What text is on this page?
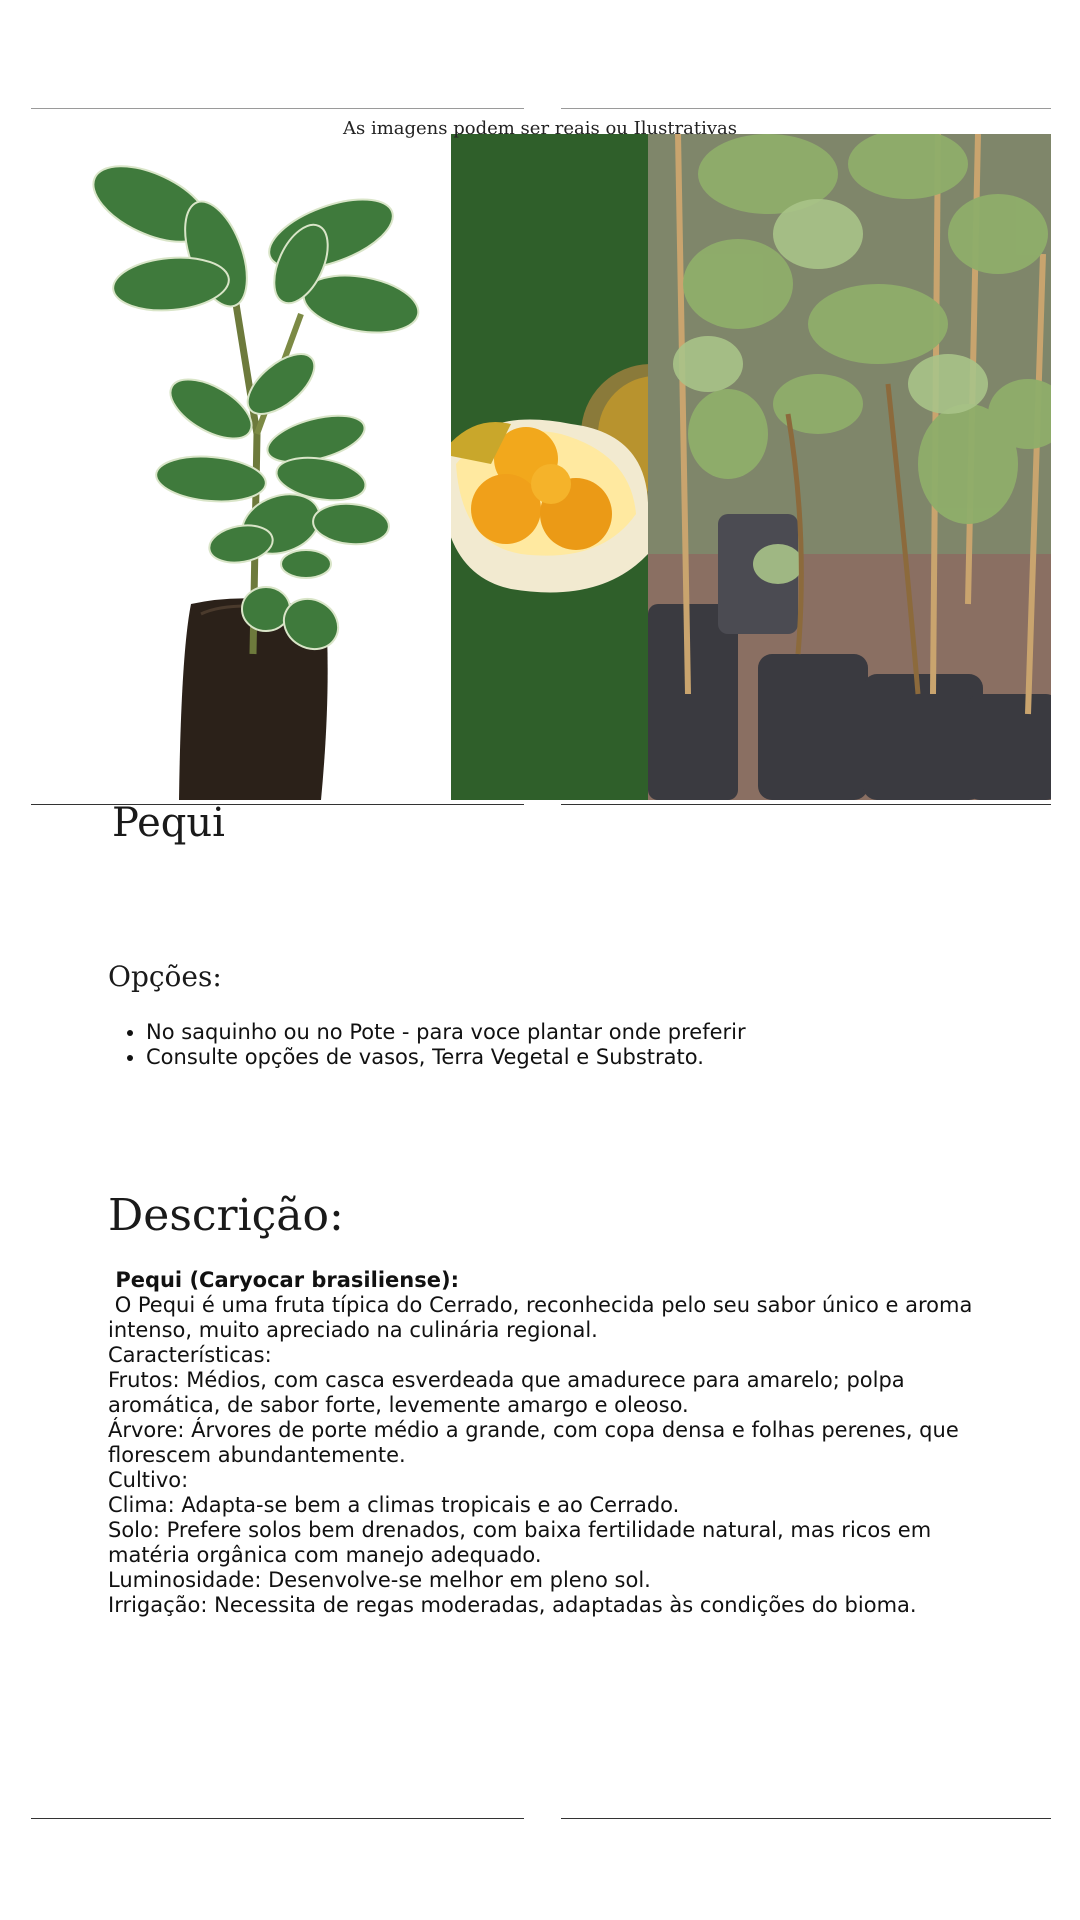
As imagens podem ser reais ou Ilustrativas
Pequi
Opções:
• No saquinho ou no Pote - para voce plantar onde preferir
• Consulte opções de vasos, Terra Vegetal e Substrato.
Descrição:
Pequi (Caryocar brasiliense):
O Pequi é uma fruta típica do Cerrado, reconhecida pelo seu sabor único e aroma intenso, muito apreciado na culinária regional.
Características:
Frutos: Médios, com casca esverdeada que amadurece para amarelo; polpa aromática, de sabor forte, levemente amargo e oleoso.
Árvore: Árvores de porte médio a grande, com copa densa e folhas perenes, que florescem abundantemente.
Cultivo:
Clima: Adapta-se bem a climas tropicais e ao Cerrado.
Solo: Prefere solos bem drenados, com baixa fertilidade natural, mas ricos em matéria orgânica com manejo adequado.
Luminosidade: Desenvolve-se melhor em pleno sol.
Irrigação: Necessita de regas moderadas, adaptadas às condições do bioma.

━━━━━━━━━━━━━━━━━━━━━━━━━━━━━━

(Exercise instructions): Reproduce the listing above exactly, excluding all pictures.

(Written reply):
What text is on this page?
As imagens podem ser reais ou Ilustrativas
Pequi
Opções:
• No saquinho ou no Pote - para voce plantar onde preferir
• Consulte opções de vasos, Terra Vegetal e Substrato.
Descrição:
Pequi (Caryocar brasiliense):
O Pequi é uma fruta típica do Cerrado, reconhecida pelo seu sabor único e aroma intenso, muito apreciado na culinária regional.
Características:
Frutos: Médios, com casca esverdeada que amadurece para amarelo; polpa aromática, de sabor forte, levemente amargo e oleoso.
Árvore: Árvores de porte médio a grande, com copa densa e folhas perenes, que florescem abundantemente.
Cultivo:
Clima: Adapta-se bem a climas tropicais e ao Cerrado.
Solo: Prefere solos bem drenados, com baixa fertilidade natural, mas ricos em matéria orgânica com manejo adequado.
Luminosidade: Desenvolve-se melhor em pleno sol.
Irrigação: Necessita de regas moderadas, adaptadas às condições do bioma.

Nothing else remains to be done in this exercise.